*What you have to do*
Which lines contain the string "GeneralizedHyperbolicStretch"? Please list every one of them.

──────── Rows

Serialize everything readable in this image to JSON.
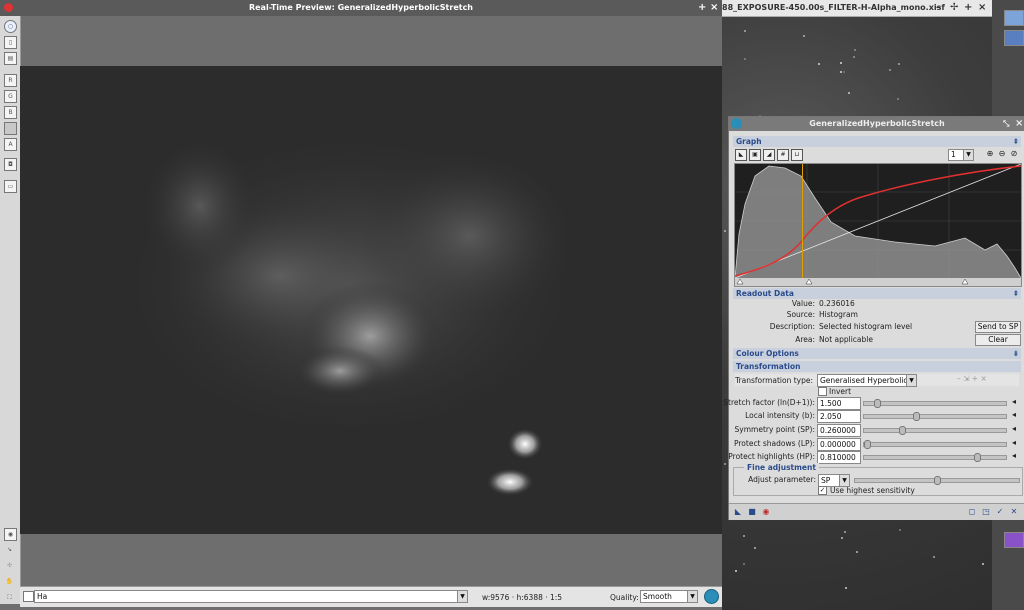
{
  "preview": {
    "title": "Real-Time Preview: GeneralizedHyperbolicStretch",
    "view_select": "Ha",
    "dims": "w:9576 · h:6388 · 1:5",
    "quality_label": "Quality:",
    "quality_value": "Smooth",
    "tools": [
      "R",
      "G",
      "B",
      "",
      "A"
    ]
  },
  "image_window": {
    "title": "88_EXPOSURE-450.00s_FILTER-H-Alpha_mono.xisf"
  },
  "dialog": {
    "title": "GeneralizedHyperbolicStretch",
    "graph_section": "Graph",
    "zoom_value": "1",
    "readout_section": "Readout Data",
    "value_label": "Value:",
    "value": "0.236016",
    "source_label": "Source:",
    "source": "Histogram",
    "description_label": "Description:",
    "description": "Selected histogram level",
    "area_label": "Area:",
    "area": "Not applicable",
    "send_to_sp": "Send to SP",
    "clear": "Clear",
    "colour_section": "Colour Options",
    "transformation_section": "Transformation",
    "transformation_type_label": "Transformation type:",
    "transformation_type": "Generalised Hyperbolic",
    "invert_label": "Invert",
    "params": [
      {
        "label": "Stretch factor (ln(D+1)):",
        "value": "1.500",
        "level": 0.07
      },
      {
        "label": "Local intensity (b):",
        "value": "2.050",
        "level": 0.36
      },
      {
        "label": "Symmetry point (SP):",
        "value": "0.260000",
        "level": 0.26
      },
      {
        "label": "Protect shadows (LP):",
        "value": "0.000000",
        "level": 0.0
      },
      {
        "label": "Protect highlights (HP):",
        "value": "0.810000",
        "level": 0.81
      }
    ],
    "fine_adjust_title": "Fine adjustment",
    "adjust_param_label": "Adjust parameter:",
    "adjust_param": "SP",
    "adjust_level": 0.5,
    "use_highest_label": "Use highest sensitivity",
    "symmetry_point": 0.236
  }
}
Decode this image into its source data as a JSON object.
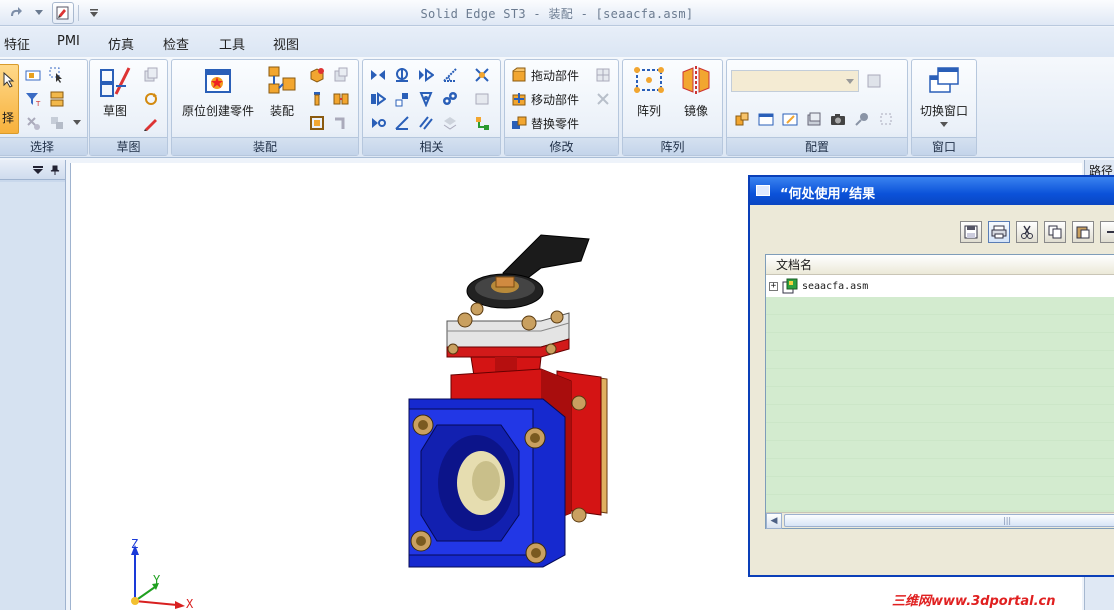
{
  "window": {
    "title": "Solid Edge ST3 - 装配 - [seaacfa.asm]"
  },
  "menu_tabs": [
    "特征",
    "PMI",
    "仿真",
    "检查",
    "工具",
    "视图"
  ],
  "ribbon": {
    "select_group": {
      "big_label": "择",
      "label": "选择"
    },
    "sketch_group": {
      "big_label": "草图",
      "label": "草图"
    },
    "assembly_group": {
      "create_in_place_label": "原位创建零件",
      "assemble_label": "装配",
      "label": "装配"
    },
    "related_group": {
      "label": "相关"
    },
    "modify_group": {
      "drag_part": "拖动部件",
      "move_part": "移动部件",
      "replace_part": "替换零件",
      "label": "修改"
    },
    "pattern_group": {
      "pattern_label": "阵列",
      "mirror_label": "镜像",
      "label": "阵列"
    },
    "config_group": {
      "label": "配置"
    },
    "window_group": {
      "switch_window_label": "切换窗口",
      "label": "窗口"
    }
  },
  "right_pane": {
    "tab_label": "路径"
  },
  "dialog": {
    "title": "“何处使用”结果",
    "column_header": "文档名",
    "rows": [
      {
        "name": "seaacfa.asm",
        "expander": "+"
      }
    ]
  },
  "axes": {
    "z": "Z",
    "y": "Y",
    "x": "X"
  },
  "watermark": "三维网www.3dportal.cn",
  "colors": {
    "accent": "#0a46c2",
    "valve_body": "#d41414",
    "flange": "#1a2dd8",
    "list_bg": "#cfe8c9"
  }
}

────────────────
──────── Rows

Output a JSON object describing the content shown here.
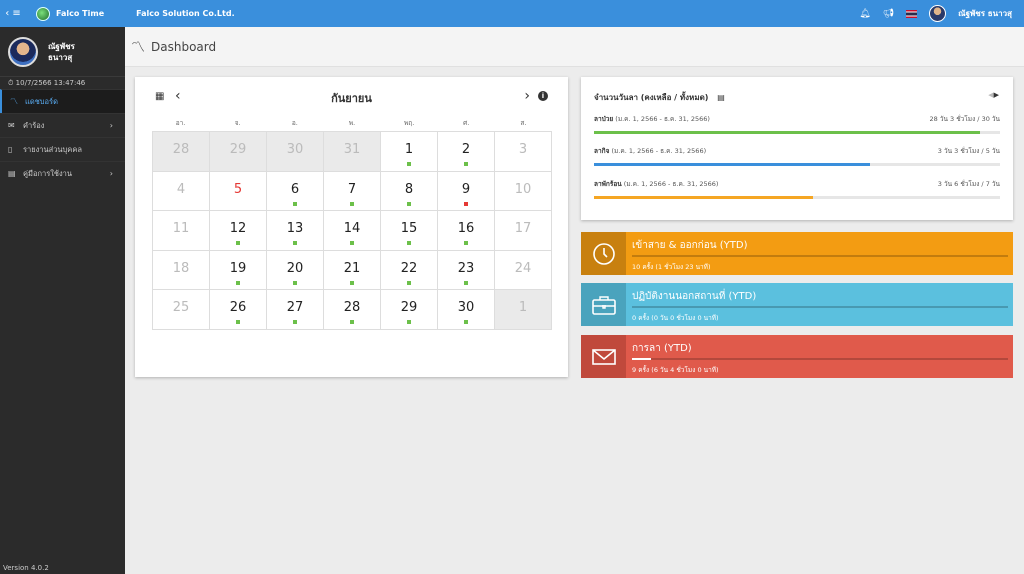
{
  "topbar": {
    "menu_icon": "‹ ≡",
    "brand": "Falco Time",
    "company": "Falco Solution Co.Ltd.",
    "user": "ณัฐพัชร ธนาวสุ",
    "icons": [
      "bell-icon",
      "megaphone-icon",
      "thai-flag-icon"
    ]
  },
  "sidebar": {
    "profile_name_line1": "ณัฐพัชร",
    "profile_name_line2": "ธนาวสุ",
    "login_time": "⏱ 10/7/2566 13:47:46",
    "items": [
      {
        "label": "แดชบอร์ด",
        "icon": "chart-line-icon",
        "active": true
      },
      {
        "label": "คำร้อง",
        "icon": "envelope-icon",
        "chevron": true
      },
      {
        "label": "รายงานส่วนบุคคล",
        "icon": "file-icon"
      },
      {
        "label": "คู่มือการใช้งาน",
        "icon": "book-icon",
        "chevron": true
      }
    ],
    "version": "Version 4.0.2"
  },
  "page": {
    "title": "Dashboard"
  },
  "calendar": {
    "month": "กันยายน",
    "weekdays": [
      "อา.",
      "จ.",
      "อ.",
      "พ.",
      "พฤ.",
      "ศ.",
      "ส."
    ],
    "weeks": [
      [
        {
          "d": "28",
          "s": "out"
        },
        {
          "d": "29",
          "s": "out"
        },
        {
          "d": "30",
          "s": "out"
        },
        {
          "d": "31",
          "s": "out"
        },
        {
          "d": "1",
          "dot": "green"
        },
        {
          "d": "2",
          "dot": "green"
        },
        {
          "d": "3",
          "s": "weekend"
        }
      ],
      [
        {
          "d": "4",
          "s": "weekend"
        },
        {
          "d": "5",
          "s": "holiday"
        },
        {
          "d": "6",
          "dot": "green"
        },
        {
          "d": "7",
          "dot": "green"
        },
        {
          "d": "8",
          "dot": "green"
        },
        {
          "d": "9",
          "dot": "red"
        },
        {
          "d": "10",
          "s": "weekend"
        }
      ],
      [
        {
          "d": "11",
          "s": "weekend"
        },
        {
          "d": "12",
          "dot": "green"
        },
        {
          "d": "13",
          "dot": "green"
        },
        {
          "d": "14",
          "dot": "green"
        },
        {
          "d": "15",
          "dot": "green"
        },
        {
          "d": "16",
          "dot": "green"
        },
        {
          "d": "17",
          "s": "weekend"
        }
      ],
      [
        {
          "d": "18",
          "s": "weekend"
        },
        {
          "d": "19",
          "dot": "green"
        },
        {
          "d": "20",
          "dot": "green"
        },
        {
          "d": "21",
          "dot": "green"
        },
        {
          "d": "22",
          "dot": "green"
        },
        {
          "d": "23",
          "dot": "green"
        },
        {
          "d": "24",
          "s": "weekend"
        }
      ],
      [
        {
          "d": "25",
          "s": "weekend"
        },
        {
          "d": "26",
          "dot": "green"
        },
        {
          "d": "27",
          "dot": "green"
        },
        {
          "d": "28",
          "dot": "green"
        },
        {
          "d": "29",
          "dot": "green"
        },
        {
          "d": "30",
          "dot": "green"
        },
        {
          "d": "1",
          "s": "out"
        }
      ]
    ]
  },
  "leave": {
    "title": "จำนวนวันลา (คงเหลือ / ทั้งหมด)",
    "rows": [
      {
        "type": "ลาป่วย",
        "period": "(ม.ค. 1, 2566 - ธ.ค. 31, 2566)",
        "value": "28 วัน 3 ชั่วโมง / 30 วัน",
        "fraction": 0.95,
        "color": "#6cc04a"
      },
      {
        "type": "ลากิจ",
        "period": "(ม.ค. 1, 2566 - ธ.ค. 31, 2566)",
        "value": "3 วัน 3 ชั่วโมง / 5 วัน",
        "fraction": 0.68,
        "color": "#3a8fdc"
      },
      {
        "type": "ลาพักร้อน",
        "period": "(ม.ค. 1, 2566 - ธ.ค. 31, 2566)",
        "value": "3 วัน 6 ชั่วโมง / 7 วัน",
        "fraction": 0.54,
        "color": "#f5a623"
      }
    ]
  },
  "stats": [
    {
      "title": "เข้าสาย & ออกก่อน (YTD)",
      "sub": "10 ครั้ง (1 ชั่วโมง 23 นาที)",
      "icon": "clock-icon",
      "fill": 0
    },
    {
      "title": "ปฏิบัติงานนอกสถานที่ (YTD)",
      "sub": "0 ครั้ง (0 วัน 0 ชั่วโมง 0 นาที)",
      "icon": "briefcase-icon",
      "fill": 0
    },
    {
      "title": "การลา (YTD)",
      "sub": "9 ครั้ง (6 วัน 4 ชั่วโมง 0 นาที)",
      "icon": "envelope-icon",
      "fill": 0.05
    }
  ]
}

────────────────

*Complete answer*
    "title": "Real-Time Preview: GeneralizedHyperbolicStretch",
    "title": "GeneralizedHyperbolicStretch",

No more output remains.